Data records
---*---
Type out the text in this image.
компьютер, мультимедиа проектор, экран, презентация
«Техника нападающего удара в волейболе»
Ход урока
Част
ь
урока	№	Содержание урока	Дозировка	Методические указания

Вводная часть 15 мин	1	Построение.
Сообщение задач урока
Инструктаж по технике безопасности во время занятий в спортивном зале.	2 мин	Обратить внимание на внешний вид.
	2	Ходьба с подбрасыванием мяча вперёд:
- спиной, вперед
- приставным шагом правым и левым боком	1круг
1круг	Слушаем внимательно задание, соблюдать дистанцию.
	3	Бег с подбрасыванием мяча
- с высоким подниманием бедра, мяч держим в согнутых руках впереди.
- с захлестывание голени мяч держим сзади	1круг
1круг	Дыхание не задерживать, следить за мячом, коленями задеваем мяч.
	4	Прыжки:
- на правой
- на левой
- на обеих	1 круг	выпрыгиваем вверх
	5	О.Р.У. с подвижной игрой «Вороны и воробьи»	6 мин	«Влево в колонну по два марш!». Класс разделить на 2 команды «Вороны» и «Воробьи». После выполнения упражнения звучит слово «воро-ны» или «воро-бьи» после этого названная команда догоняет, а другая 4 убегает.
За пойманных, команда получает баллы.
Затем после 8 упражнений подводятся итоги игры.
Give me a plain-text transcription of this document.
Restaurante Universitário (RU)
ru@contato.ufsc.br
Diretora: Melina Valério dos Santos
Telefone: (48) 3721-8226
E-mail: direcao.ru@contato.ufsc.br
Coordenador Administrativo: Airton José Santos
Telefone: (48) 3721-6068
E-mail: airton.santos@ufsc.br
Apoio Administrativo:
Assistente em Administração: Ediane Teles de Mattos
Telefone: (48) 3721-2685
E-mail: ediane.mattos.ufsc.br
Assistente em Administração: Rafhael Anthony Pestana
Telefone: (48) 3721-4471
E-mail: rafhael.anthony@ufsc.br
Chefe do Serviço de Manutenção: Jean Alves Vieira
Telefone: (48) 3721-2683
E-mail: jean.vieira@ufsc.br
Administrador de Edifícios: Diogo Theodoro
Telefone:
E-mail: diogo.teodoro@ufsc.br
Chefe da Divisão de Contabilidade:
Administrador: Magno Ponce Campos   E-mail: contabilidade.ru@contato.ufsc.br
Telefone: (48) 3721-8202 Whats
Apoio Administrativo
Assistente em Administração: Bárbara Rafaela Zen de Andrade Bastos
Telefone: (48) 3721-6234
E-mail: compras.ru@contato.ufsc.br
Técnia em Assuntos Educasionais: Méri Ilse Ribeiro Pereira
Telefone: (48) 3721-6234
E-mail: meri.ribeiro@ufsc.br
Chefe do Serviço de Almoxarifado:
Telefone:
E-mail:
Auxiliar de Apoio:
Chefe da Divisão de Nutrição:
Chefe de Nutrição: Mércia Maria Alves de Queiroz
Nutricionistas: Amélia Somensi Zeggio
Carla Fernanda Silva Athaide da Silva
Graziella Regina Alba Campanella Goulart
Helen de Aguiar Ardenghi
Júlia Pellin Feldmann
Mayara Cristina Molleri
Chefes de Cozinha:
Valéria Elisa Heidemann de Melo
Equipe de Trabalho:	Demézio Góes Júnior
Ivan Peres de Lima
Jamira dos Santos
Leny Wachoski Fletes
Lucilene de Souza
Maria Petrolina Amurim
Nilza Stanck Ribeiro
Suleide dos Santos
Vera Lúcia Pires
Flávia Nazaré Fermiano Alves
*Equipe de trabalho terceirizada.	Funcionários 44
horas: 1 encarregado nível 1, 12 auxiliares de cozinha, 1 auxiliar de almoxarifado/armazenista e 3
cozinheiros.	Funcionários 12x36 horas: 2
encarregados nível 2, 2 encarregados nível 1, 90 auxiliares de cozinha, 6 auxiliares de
---*---
## Your objective:
Copy all lines of the listing above that contain the string "Equipe".

## The completed task:
Equipe de Trabalho:	Demézio Góes Júnior
*Equipe de trabalho terceirizada.	Funcionários 44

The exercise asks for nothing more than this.